▶ What the task asks: Transcribe all the entries word for word, skipping the pictures.

(Collected data entries)
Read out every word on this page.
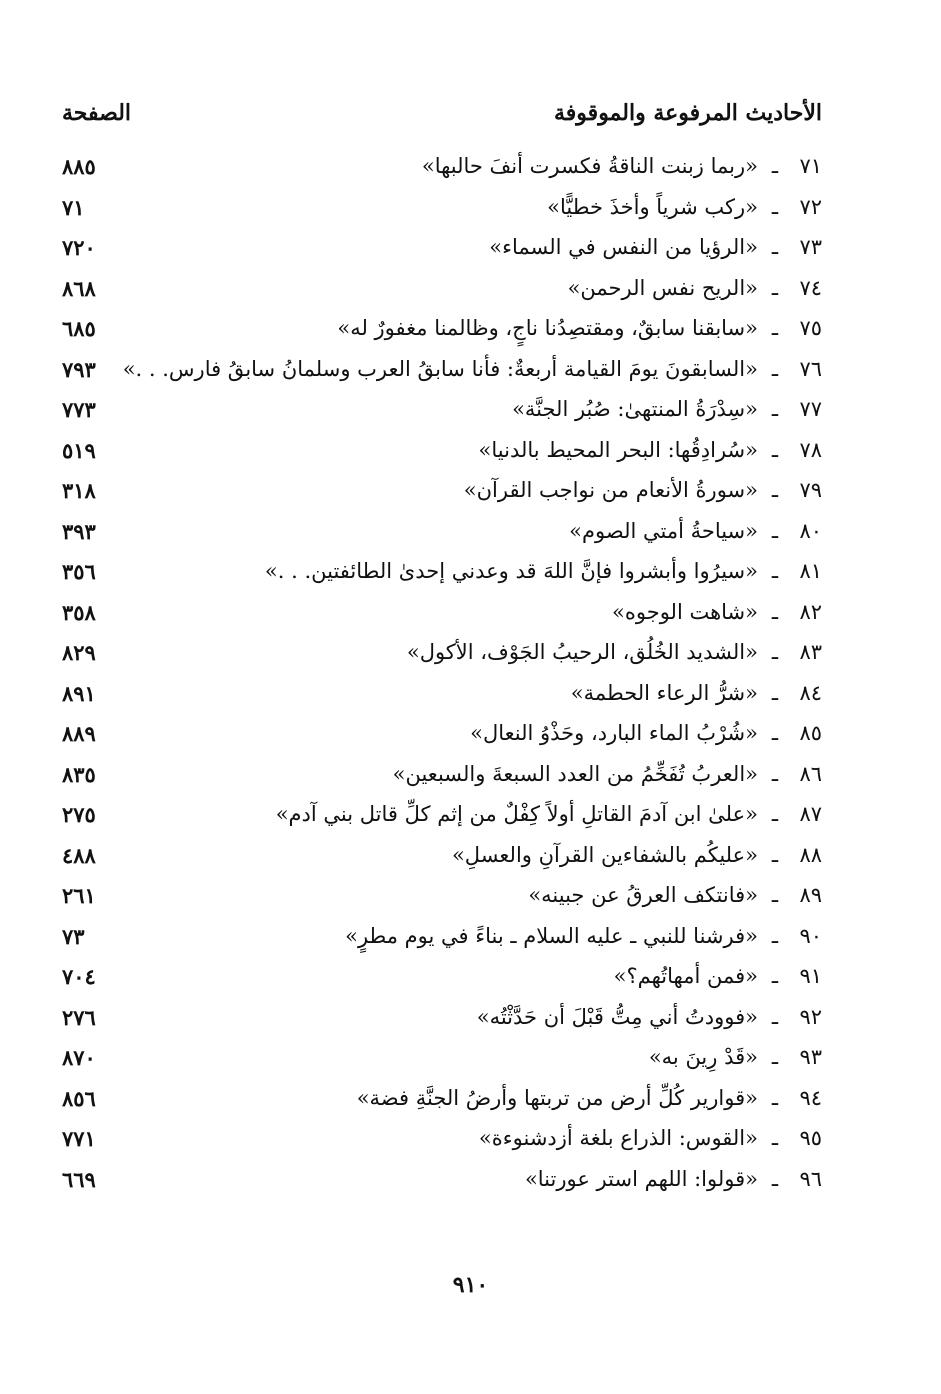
الأحاديث المرفوعة والموقوفة
الصفحة
٧١
ـ
«ربما زبنت الناقةُ فكسرت أنفَ حالبها»
٨٨٥
٧٢
ـ
«ركب شرياً وأخذَ خطيًّا»
٧١
٧٣
ـ
«الرؤيا من النفس في السماء»
٧٢٠
٧٤
ـ
«الريح نفس الرحمن»
٨٦٨
٧٥
ـ
«سابقنا سابقٌ، ومقتصِدُنا ناجٍ، وظالمنا مغفورٌ له»
٦٨٥
٧٦
ـ
«السابقونَ يومَ القيامة أربعةٌ: فأنا سابقُ العرب وسلمانُ سابقُ فارس. . .»
٧٩٣
٧٧
ـ
«سِدْرَةُ المنتهىٰ: صُبُر الجنَّة»
٧٧٣
٧٨
ـ
«سُرادِقُها: البحر المحيط بالدنيا»
٥١٩
٧٩
ـ
«سورةُ الأنعام من نواجب القرآن»
٣١٨
٨٠
ـ
«سياحةُ أمتي الصوم»
٣٩٣
٨١
ـ
«سيرُوا وأبشروا فإنَّ اللهَ قد وعدني إحدىٰ الطائفتين. . .»
٣٥٦
٨٢
ـ
«شاهت الوجوه»
٣٥٨
٨٣
ـ
«الشديد الخُلُق، الرحيبُ الجَوْف، الأكول»
٨٢٩
٨٤
ـ
«شرُّ الرعاء الحطمة»
٨٩١
٨٥
ـ
«شُرْبُ الماء البارد، وحَذْوُ النعال»
٨٨٩
٨٦
ـ
«العربُ تُفَخِّمُ من العدد السبعةَ والسبعين»
٨٣٥
٨٧
ـ
«علىٰ ابن آدمَ القاتلِ أولاً كِفْلٌ من إثم كلِّ قاتل بني آدم»
٢٧٥
٨٨
ـ
«عليكُم بالشفاءين القرآنِ والعسلِ»
٤٨٨
٨٩
ـ
«فانتكف العرقُ عن جبينه»
٢٦١
٩٠
ـ
«فرشنا للنبي ـ عليه السلام ـ بناءً في يوم مطرٍ»
٧٣
٩١
ـ
«فمن أمهاتُهم؟»
٧٠٤
٩٢
ـ
«فوودتُ أني مِتُّ قَبْلَ أن حَدَّثْتُه»
٢٧٦
٩٣
ـ
«قَدْ رِينَ به»
٨٧٠
٩٤
ـ
«قوارير كُلِّ أرض من تربتها وأرضُ الجنَّةِ فضة»
٨٥٦
٩٥
ـ
«القوس: الذراع بلغة أزدشنوءة»
٧٧١
٩٦
ـ
«قولوا: اللهم استر عورتنا»
٦٦٩
٩١٠
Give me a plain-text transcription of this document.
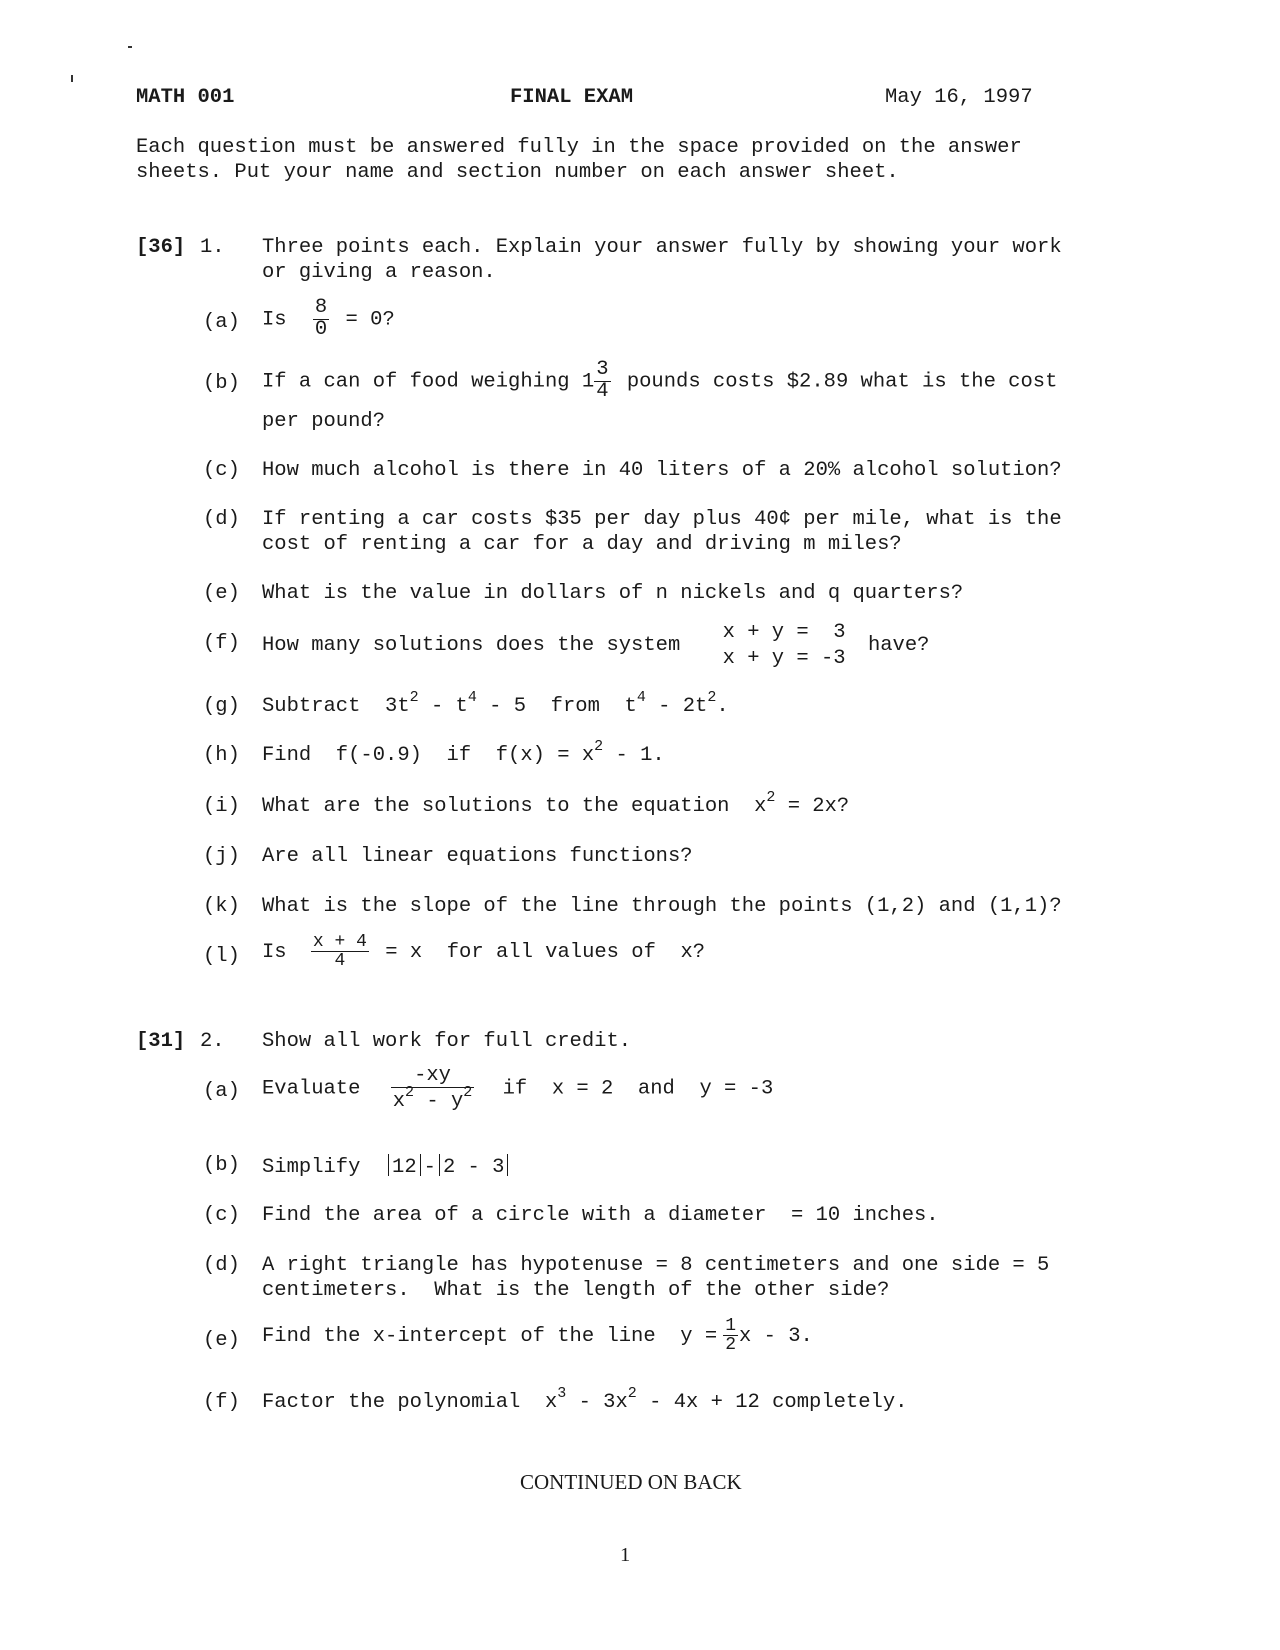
MATH 001	FINAL EXAM	May 16, 1997
Each question must be answered fully in the space provided on the answer
sheets. Put your name and section number on each answer sheet.
[36] 1. Three points each. Explain your answer fully by showing your work
or giving a reason.
(a) Is $\frac{8}{0} = 0$?
(b) If a can of food weighing $1 \frac{3}{4}$ pounds costs $2.89 what is the cost
per pound?
(c) How much alcohol is there in 40 liters of a 20% alcohol solution?
(d) If renting a car costs $35 per day plus 40¢ per mile, what is the
cost of renting a car for a day and driving m miles?
(e) What is the value in dollars of n nickels and q quarters?
(f) How many solutions does the system
x + y =  3
x + y = -3
have?
(g) Subtract  $3t^2 - t^4 - 5$  from  $t^4 - 2t^2$.
(h) Find  f(-0.9)  if  $f(x) = x^2 - 1$.
(i) What are the solutions to the equation  $x^2 = 2x$?
(j) Are all linear equations functions?
(k) What is the slope of the line through the points (1,2) and (1,1)?
(l) Is $\frac{x + 4}{4} = x$  for all values of  x?
[31] 2. Show all work for full credit.
(a) Evaluate $\frac{-xy}{x^2 - y^2}$ if  x = 2  and  y = -3
(b) Simplify 12 - 2 - 3
(c) Find the area of a circle with a diameter  = 10 inches.
(d) A right triangle has hypotenuse = 8 centimeters and one side = 5
centimeters.  What is the length of the other side?
(e) Find the x-intercept of the line  $y = \frac{1}{2}$ x - 3.
(f) Factor the polynomial  $x^3 - 3x^2 - 4x + 12$ completely.
CONTINUED ON BACK
1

▶ Final answer:
Read out every word on this page.
الأحاديث المرفوعة والموقوفة
الصفحة
٧١
ـ
«ربما زبنت الناقةُ فكسرت أنفَ حالبها»
٨٨٥
٧٢
ـ
«ركب شرياً وأخذَ خطيًّا»
٧١
٧٣
ـ
«الرؤيا من النفس في السماء»
٧٢٠
٧٤
ـ
«الريح نفس الرحمن»
٨٦٨
٧٥
ـ
«سابقنا سابقٌ، ومقتصِدُنا ناجٍ، وظالمنا مغفورٌ له»
٦٨٥
٧٦
ـ
«السابقونَ يومَ القيامة أربعةٌ: فأنا سابقُ العرب وسلمانُ سابقُ فارس. . .»
٧٩٣
٧٧
ـ
«سِدْرَةُ المنتهىٰ: صُبُر الجنَّة»
٧٧٣
٧٨
ـ
«سُرادِقُها: البحر المحيط بالدنيا»
٥١٩
٧٩
ـ
«سورةُ الأنعام من نواجب القرآن»
٣١٨
٨٠
ـ
«سياحةُ أمتي الصوم»
٣٩٣
٨١
ـ
«سيرُوا وأبشروا فإنَّ اللهَ قد وعدني إحدىٰ الطائفتين. . .»
٣٥٦
٨٢
ـ
«شاهت الوجوه»
٣٥٨
٨٣
ـ
«الشديد الخُلُق، الرحيبُ الجَوْف، الأكول»
٨٢٩
٨٤
ـ
«شرُّ الرعاء الحطمة»
٨٩١
٨٥
ـ
«شُرْبُ الماء البارد، وحَذْوُ النعال»
٨٨٩
٨٦
ـ
«العربُ تُفَخِّمُ من العدد السبعةَ والسبعين»
٨٣٥
٨٧
ـ
«علىٰ ابن آدمَ القاتلِ أولاً كِفْلٌ من إثم كلِّ قاتل بني آدم»
٢٧٥
٨٨
ـ
«عليكُم بالشفاءين القرآنِ والعسلِ»
٤٨٨
٨٩
ـ
«فانتكف العرقُ عن جبينه»
٢٦١
٩٠
ـ
«فرشنا للنبي ـ عليه السلام ـ بناءً في يوم مطرٍ»
٧٣
٩١
ـ
«فمن أمهاتُهم؟»
٧٠٤
٩٢
ـ
«فوودتُ أني مِتُّ قَبْلَ أن حَدَّثْتُه»
٢٧٦
٩٣
ـ
«قَدْ رِينَ به»
٨٧٠
٩٤
ـ
«قوارير كُلِّ أرض من تربتها وأرضُ الجنَّةِ فضة»
٨٥٦
٩٥
ـ
«القوس: الذراع بلغة أزدشنوءة»
٧٧١
٩٦
ـ
«قولوا: اللهم استر عورتنا»
٦٦٩
٩١٠
Give me a plain-text transcription of this document.
MATH 001	FINAL EXAM	May 16, 1997
Each question must be answered fully in the space provided on the answer
sheets. Put your name and section number on each answer sheet.
[36] 1. Three points each. Explain your answer fully by showing your work
or giving a reason.
(a) Is $\frac{8}{0} = 0$?
(b) If a can of food weighing $1 \frac{3}{4}$ pounds costs $2.89 what is the cost
per pound?
(c) How much alcohol is there in 40 liters of a 20% alcohol solution?
(d) If renting a car costs $35 per day plus 40¢ per mile, what is the
cost of renting a car for a day and driving m miles?
(e) What is the value in dollars of n nickels and q quarters?
(f) How many solutions does the system
x + y =  3
x + y = -3
have?
(g) Subtract  $3t^2 - t^4 - 5$  from  $t^4 - 2t^2$.
(h) Find  f(-0.9)  if  $f(x) = x^2 - 1$.
(i) What are the solutions to the equation  $x^2 = 2x$?
(j) Are all linear equations functions?
(k) What is the slope of the line through the points (1,2) and (1,1)?
(l) Is $\frac{x + 4}{4} = x$  for all values of  x?
[31] 2. Show all work for full credit.
(a) Evaluate $\frac{-xy}{x^2 - y^2}$ if  x = 2  and  y = -3
(b) Simplify 12 - 2 - 3
(c) Find the area of a circle with a diameter  = 10 inches.
(d) A right triangle has hypotenuse = 8 centimeters and one side = 5
centimeters.  What is the length of the other side?
(e) Find the x-intercept of the line  $y = \frac{1}{2}$ x - 3.
(f) Factor the polynomial  $x^3 - 3x^2 - 4x + 12$ completely.
CONTINUED ON BACK
1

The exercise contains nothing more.